» EXERCISE: Set out each line from the following listing that includes the word "biallelic".

» SUPPLIED RECORDS:
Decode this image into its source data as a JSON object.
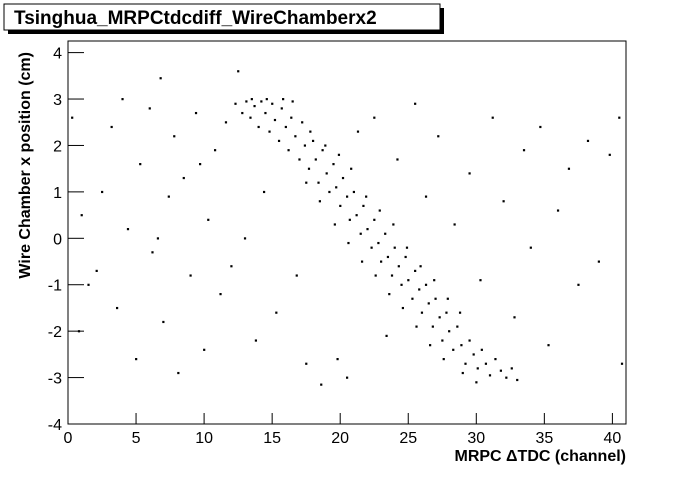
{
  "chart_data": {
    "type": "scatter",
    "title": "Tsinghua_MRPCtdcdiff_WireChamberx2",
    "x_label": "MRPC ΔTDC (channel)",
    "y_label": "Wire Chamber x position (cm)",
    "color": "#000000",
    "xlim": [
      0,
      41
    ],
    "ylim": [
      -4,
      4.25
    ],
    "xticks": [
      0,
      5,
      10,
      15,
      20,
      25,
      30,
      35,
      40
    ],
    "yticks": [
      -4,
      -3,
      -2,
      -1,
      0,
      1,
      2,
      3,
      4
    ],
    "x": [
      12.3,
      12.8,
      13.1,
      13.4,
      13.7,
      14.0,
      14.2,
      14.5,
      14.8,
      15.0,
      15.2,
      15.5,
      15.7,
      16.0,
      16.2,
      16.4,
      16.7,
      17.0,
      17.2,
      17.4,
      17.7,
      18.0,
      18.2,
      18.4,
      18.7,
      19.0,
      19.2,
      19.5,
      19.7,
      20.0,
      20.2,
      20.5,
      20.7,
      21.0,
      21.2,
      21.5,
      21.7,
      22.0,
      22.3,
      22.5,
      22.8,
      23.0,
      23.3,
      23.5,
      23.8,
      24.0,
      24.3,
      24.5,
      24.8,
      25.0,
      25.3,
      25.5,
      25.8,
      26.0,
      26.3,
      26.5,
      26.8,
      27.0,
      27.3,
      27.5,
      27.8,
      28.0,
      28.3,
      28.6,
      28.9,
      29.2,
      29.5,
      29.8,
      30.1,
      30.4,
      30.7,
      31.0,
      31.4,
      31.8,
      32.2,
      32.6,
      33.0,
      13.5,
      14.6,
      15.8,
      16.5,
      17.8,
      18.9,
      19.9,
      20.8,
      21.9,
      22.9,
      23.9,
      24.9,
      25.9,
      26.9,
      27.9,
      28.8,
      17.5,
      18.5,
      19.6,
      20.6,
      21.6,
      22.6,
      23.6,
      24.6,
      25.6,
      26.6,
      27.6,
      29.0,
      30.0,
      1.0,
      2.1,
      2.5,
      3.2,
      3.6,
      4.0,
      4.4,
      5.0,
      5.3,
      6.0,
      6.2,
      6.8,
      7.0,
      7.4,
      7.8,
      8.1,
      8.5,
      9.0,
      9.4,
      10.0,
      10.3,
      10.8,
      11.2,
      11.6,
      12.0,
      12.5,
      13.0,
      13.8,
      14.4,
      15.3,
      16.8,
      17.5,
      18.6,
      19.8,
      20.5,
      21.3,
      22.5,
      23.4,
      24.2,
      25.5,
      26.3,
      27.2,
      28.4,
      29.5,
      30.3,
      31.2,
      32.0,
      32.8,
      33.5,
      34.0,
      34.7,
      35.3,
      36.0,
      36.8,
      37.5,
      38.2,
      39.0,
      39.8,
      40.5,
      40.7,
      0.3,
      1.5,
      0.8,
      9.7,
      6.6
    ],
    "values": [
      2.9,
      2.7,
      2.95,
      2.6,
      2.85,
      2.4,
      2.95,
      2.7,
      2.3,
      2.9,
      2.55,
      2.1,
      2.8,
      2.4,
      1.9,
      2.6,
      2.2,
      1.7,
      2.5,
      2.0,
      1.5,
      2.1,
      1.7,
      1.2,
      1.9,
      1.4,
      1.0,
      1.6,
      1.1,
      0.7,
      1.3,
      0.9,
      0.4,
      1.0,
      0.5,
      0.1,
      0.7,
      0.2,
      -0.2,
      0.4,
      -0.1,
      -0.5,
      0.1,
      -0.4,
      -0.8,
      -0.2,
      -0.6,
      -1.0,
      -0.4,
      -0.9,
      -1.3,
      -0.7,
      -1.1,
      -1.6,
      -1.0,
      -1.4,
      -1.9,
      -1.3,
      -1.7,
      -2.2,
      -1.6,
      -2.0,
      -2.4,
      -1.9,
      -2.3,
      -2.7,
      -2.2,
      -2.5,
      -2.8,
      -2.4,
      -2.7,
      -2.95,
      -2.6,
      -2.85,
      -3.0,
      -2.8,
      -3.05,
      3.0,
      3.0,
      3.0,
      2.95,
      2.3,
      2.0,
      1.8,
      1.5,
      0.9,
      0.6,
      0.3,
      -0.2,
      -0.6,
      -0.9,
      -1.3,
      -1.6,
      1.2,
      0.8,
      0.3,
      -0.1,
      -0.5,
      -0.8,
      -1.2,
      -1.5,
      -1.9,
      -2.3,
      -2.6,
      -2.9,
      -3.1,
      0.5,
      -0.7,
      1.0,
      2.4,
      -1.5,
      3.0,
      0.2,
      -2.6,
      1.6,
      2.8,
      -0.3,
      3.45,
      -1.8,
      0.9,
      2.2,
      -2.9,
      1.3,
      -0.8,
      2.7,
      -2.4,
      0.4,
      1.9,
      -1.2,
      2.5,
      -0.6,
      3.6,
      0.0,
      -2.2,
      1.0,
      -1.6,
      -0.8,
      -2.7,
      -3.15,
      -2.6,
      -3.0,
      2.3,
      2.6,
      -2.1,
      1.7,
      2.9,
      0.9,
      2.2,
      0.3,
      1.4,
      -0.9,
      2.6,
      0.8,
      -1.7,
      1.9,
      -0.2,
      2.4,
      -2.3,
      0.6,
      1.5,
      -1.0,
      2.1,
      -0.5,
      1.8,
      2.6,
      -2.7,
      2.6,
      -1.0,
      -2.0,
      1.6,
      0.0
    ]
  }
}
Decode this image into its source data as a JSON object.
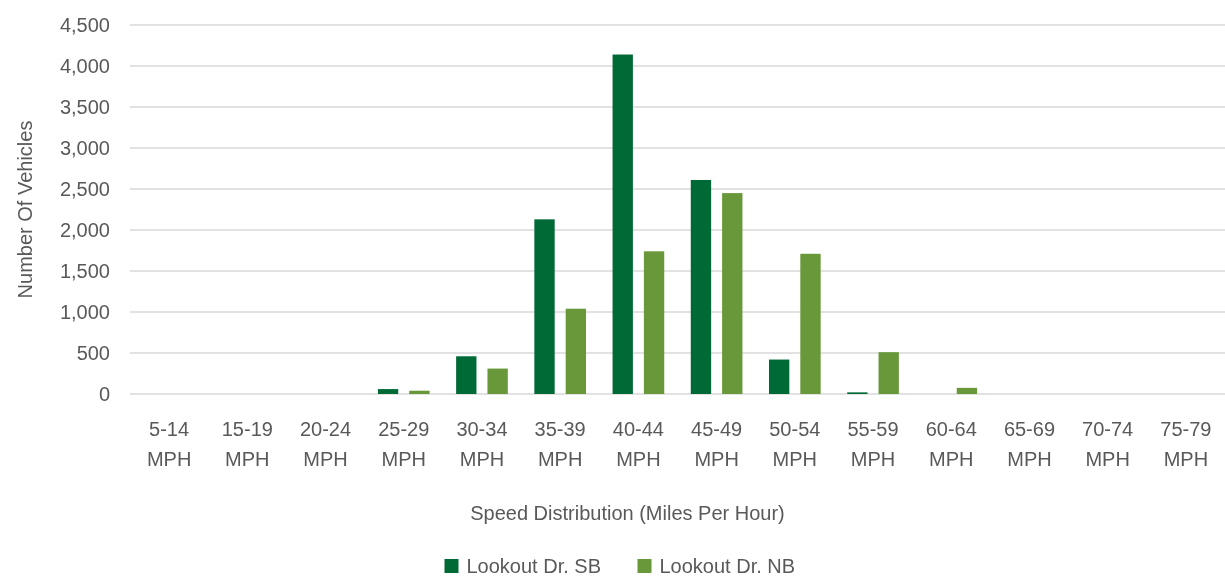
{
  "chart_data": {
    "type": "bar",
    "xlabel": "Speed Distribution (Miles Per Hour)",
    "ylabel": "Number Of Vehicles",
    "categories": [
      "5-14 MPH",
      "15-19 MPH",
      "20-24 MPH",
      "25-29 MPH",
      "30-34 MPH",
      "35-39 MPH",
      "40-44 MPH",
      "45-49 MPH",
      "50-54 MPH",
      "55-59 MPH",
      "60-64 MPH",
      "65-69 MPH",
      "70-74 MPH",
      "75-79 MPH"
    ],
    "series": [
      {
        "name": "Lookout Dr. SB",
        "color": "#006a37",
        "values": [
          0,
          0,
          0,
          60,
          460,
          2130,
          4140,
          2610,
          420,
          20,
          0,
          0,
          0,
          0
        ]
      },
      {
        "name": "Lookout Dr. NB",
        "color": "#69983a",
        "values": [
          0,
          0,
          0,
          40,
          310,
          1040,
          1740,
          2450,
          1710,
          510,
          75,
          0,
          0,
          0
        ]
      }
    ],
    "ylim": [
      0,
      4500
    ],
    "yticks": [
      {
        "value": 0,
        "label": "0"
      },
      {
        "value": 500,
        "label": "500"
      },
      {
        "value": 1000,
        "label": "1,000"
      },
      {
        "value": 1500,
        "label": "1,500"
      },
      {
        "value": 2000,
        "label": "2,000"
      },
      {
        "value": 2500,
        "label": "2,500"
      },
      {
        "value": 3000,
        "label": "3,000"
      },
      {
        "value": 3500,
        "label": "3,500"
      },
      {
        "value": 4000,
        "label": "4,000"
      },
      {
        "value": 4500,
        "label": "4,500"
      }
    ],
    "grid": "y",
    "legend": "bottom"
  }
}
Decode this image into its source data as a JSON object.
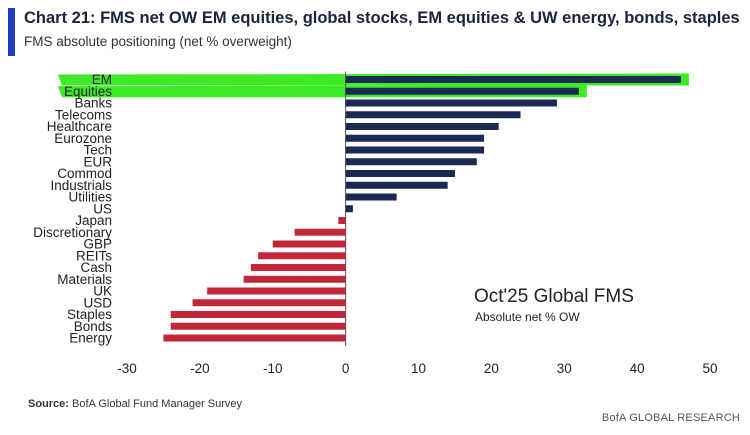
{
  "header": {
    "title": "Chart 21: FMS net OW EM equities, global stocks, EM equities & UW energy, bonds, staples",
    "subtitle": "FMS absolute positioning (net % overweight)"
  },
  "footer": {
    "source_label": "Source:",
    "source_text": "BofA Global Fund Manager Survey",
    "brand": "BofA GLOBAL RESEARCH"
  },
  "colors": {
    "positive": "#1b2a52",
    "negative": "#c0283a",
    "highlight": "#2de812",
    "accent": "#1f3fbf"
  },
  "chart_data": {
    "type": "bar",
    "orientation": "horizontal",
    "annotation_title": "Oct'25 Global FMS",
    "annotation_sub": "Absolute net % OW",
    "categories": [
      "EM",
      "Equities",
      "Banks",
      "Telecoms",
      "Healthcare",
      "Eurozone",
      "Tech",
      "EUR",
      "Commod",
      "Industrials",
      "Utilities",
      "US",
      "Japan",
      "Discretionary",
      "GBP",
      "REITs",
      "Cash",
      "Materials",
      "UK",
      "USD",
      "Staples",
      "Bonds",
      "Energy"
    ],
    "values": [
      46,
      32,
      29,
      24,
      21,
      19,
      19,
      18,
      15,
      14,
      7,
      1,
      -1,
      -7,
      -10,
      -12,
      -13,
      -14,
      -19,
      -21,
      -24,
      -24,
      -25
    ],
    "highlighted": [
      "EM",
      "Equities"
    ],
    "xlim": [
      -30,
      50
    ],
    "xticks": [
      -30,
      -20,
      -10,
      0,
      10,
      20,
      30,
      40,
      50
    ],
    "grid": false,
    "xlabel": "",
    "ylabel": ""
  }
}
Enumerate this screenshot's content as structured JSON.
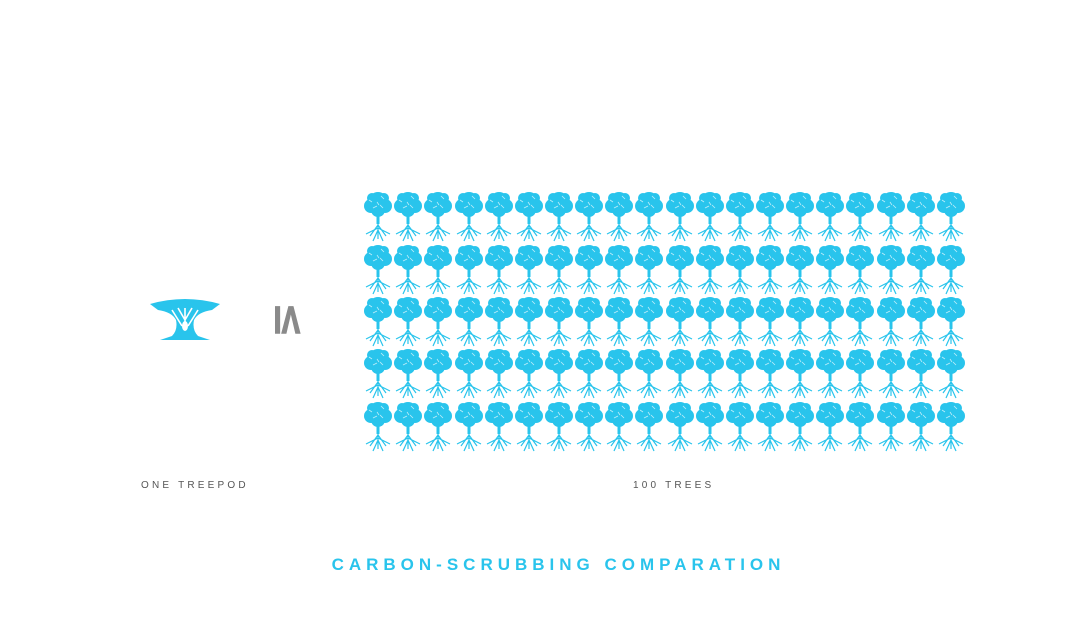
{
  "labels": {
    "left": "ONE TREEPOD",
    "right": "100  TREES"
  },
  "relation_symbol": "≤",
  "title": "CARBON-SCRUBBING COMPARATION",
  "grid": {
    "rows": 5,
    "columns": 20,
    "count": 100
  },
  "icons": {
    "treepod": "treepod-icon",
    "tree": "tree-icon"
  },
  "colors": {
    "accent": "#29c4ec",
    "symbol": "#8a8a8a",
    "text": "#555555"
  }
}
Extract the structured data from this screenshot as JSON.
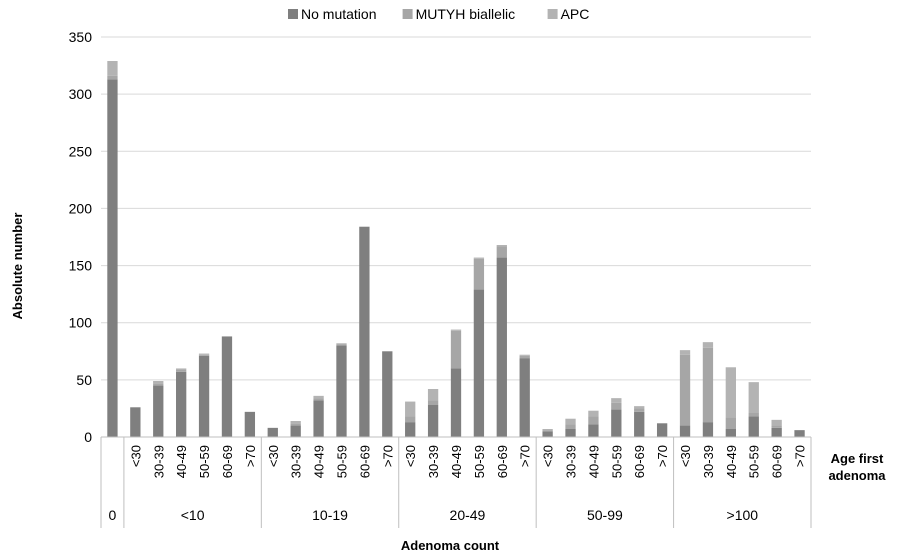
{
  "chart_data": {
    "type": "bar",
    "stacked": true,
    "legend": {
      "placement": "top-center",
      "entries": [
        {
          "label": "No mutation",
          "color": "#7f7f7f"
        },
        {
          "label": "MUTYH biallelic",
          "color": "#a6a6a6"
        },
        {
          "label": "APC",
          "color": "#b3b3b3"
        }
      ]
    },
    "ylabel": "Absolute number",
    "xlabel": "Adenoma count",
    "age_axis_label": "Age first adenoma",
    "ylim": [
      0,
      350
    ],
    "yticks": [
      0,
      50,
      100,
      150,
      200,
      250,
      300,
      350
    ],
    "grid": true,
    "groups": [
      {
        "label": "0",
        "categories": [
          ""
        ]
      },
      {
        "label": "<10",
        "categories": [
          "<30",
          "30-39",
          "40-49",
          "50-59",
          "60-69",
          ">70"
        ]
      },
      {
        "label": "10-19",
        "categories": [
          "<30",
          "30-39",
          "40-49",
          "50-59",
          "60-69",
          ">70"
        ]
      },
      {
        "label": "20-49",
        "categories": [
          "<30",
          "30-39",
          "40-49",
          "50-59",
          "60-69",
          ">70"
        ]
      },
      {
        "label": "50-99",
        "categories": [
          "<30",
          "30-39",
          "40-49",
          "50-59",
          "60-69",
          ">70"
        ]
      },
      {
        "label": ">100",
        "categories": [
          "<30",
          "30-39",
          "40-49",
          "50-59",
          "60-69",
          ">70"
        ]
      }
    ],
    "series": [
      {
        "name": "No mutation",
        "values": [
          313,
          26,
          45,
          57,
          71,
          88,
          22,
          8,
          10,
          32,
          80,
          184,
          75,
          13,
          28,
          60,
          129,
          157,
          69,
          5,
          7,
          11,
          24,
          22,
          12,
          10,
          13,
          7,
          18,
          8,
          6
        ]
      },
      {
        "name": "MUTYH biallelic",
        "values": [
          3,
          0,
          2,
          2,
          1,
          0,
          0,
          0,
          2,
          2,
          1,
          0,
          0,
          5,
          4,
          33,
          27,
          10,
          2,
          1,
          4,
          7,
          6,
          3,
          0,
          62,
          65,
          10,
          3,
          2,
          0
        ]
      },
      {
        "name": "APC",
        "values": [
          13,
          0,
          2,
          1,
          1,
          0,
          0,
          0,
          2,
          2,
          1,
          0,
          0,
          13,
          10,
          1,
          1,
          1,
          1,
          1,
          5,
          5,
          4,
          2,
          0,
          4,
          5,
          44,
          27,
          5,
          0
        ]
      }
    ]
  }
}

» RESULT OF THIS TASK:
          "label": "MUTYH biallelic",
        "name": "MUTYH biallelic",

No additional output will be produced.